**WHAT IS EXPECTED**:
Scan each line of the records for the word "JSON" and extract the ones that have it.

Records from a data source
## begin
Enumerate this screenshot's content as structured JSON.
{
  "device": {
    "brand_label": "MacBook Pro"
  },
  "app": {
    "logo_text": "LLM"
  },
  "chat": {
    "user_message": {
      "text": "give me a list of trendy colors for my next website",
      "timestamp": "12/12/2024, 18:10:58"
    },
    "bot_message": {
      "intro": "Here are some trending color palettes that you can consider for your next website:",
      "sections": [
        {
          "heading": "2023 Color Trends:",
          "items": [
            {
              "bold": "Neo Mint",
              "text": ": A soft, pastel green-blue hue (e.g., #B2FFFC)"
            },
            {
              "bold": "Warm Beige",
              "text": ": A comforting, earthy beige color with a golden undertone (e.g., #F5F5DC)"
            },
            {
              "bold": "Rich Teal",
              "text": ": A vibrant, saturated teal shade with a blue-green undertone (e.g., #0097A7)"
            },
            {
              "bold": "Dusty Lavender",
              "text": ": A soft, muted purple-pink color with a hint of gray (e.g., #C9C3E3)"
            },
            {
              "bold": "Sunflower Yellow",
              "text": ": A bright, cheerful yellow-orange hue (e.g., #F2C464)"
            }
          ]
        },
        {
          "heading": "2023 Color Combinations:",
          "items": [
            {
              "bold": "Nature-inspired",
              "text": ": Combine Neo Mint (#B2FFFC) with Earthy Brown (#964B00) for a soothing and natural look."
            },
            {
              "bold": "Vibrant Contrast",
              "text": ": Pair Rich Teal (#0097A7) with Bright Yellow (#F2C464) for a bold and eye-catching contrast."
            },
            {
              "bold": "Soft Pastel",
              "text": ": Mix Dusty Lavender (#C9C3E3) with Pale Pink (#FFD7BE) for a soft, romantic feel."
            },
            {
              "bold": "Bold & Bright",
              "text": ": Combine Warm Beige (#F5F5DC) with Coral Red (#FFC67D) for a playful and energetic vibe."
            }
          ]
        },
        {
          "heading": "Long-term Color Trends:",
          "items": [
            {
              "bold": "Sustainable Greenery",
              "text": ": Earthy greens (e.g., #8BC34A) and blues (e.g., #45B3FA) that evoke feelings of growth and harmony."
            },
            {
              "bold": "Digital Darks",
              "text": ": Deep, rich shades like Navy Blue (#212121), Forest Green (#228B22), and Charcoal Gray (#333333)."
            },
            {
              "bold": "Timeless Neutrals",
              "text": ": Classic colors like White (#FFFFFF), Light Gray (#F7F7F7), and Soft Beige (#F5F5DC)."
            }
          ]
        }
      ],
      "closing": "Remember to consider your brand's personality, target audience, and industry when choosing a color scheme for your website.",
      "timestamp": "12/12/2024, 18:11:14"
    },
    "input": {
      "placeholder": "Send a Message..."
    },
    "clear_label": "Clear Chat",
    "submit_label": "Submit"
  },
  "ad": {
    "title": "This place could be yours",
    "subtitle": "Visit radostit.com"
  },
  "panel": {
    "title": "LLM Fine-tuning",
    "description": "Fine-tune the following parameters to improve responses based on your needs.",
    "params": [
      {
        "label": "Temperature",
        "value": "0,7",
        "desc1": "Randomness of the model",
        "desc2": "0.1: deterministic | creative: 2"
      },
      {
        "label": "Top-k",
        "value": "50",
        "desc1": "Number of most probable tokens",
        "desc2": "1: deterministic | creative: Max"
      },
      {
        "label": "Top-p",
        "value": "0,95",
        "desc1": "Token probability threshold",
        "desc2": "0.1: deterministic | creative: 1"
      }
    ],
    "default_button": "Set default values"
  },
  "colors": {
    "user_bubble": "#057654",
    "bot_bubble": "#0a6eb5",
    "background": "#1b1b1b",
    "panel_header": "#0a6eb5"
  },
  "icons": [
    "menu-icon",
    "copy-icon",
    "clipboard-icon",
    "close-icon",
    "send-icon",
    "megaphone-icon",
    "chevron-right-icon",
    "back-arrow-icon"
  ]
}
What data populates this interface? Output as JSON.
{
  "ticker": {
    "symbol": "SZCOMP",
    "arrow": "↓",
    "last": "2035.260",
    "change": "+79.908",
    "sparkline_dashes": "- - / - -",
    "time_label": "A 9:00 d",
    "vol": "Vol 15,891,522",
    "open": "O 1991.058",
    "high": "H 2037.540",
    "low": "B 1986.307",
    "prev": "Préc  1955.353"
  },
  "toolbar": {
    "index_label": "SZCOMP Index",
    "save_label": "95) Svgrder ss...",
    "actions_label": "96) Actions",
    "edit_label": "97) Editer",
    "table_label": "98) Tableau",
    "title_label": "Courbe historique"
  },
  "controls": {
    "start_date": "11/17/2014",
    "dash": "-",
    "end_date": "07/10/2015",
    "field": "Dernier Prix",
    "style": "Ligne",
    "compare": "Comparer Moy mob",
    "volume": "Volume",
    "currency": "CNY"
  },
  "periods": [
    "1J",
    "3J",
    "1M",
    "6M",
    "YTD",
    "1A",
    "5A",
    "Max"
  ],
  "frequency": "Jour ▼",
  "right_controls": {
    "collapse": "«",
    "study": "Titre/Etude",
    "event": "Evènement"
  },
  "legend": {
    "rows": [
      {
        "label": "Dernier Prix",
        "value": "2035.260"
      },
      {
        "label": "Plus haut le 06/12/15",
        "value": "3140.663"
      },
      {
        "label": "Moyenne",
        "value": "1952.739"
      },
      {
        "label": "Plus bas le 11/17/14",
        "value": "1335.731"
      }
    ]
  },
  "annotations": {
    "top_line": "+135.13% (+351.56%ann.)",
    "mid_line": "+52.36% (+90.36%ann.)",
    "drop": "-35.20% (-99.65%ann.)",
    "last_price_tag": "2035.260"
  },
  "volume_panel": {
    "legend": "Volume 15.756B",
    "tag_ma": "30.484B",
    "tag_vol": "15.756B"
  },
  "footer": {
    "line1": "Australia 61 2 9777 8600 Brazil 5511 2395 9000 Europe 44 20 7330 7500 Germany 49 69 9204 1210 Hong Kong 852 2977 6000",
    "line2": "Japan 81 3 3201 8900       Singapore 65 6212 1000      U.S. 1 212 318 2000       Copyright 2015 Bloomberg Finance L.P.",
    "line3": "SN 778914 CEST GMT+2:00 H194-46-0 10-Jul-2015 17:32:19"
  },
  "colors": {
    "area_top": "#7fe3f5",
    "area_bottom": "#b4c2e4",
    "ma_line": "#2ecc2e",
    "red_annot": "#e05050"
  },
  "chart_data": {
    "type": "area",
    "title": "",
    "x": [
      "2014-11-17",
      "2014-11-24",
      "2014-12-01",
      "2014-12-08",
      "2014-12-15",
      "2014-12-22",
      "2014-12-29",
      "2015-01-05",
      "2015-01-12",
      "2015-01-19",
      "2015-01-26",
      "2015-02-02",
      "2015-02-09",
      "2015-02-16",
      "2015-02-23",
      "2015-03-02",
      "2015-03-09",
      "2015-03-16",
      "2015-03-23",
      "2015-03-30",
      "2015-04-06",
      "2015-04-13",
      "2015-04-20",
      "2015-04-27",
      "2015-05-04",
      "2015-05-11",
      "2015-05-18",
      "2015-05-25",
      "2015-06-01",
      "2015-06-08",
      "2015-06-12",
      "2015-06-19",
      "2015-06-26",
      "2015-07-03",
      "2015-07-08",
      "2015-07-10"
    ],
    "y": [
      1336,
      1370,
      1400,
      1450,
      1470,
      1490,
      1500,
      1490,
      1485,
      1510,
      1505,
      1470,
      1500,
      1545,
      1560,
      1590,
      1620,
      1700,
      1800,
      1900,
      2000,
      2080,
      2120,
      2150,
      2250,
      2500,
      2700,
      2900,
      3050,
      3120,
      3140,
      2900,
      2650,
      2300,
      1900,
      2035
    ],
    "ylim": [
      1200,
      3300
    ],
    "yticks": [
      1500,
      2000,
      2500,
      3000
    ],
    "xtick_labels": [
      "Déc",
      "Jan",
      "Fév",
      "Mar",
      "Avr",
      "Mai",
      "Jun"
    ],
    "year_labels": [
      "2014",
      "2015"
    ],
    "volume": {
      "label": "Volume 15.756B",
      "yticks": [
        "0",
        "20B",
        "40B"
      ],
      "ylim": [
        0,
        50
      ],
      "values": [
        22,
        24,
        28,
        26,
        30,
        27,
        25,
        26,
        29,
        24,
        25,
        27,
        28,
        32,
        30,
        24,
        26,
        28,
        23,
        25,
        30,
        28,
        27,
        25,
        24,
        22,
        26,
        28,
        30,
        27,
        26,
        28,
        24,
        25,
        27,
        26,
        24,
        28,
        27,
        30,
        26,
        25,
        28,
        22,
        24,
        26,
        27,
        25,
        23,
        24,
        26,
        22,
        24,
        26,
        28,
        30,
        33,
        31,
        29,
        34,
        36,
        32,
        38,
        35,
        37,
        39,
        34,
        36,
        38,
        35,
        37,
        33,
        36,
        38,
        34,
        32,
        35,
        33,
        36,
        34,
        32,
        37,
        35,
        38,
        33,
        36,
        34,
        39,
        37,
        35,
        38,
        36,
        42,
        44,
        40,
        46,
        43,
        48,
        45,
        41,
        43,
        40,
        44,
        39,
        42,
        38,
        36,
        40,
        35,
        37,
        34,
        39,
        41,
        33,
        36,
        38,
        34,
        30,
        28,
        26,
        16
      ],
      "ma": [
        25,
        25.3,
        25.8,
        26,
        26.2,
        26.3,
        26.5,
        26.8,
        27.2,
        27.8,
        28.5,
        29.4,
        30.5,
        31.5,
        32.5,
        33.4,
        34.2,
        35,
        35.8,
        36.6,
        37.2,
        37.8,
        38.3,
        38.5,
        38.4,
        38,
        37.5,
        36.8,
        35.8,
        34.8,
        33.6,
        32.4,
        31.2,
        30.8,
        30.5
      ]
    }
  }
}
## end
**SOLUTION TO THIS PROBLEM**:
Enumerate this screenshot's content as structured JSON.
What data populates this interface? Output as JSON.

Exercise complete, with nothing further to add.